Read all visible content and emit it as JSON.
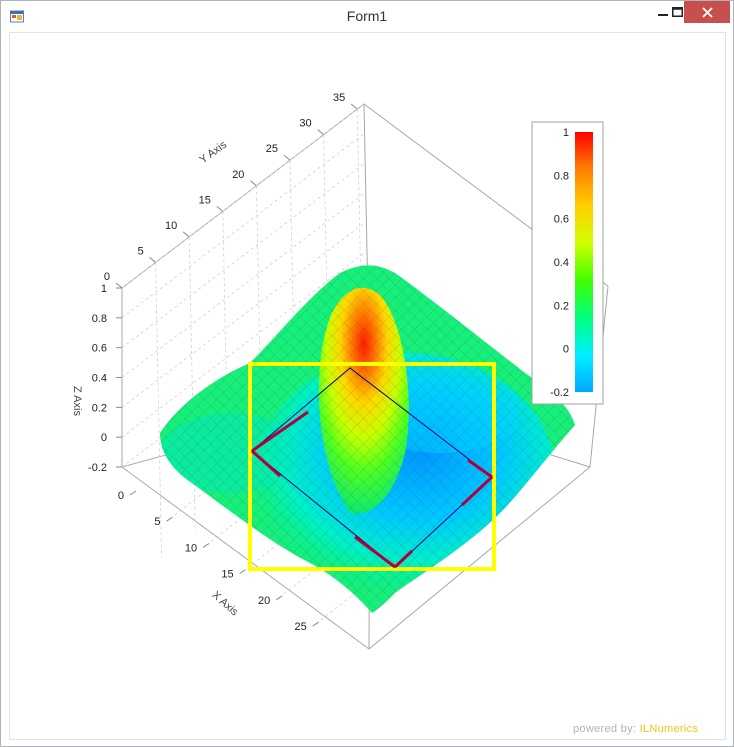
{
  "window": {
    "title": "Form1",
    "minimize_icon": "minimize-icon",
    "maximize_icon": "maximize-icon",
    "close_icon": "close-icon"
  },
  "chart_data": {
    "type": "surface",
    "xlabel": "X Axis",
    "ylabel": "Y Axis",
    "zlabel": "Z Axis",
    "x_ticks": [
      "0",
      "5",
      "10",
      "15",
      "20",
      "25"
    ],
    "y_ticks": [
      "0",
      "5",
      "10",
      "15",
      "20",
      "25",
      "30",
      "35"
    ],
    "z_ticks": [
      "1",
      "0.8",
      "0.6",
      "0.4",
      "0.2",
      "0",
      "-0.2"
    ],
    "xlim": [
      0,
      29
    ],
    "ylim": [
      0,
      36
    ],
    "zlim": [
      -0.2,
      1
    ],
    "colorbar": {
      "ticks": [
        "1",
        "0.8",
        "0.6",
        "0.4",
        "0.2",
        "0",
        "-0.2"
      ],
      "colors": [
        "#00a8ff",
        "#00f0ff",
        "#00ff80",
        "#40ff00",
        "#d0ff00",
        "#ffd000",
        "#ff8000",
        "#ff0000"
      ]
    },
    "selection_color": "#ffff00",
    "handle_color": "#b3003c"
  },
  "footer": {
    "powered_label": "powered by:",
    "brand": "ILNumerics"
  }
}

◆ **SHORT TASK**: Copy all lines in the listing above where the string "Axis" appears.

◆ **IN RESPONSE**:
    "xlabel": "X Axis",
    "ylabel": "Y Axis",
    "zlabel": "Z Axis",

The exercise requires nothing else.